Some records:
▬▬▬

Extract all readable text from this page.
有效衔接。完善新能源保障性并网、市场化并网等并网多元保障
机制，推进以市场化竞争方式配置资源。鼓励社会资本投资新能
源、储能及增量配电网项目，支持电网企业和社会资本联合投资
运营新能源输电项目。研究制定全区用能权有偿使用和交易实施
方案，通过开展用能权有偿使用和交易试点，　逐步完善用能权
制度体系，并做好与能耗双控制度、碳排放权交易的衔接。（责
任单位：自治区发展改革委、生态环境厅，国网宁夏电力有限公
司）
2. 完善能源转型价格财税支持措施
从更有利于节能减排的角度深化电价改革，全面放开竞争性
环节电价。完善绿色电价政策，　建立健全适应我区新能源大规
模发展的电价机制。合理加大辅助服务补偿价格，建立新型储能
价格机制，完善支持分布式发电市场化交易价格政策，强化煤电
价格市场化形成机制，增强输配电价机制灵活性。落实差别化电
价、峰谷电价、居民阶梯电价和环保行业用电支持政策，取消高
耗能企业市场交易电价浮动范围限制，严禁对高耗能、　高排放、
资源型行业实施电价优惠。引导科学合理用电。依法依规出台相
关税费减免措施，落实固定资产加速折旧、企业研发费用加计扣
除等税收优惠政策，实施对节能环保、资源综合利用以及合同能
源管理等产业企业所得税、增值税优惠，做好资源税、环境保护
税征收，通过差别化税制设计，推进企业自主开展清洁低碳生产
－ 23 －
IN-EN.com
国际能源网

▬▬▬

## Exercise
Go through the entries and repeat each one exactly.

## Completed exercise
Extract all readable text from this page.
有效衔接。完善新能源保障性并网、市场化并网等并网多元保障
机制，推进以市场化竞争方式配置资源。鼓励社会资本投资新能
源、储能及增量配电网项目，支持电网企业和社会资本联合投资
运营新能源输电项目。研究制定全区用能权有偿使用和交易实施
方案，通过开展用能权有偿使用和交易试点，　逐步完善用能权
制度体系，并做好与能耗双控制度、碳排放权交易的衔接。（责
任单位：自治区发展改革委、生态环境厅，国网宁夏电力有限公
司）
2. 完善能源转型价格财税支持措施
从更有利于节能减排的角度深化电价改革，全面放开竞争性
环节电价。完善绿色电价政策，　建立健全适应我区新能源大规
模发展的电价机制。合理加大辅助服务补偿价格，建立新型储能
价格机制，完善支持分布式发电市场化交易价格政策，强化煤电
价格市场化形成机制，增强输配电价机制灵活性。落实差别化电
价、峰谷电价、居民阶梯电价和环保行业用电支持政策，取消高
耗能企业市场交易电价浮动范围限制，严禁对高耗能、　高排放、
资源型行业实施电价优惠。引导科学合理用电。依法依规出台相
关税费减免措施，落实固定资产加速折旧、企业研发费用加计扣
除等税收优惠政策，实施对节能环保、资源综合利用以及合同能
源管理等产业企业所得税、增值税优惠，做好资源税、环境保护
税征收，通过差别化税制设计，推进企业自主开展清洁低碳生产
－ 23 －
IN-EN.com
国际能源网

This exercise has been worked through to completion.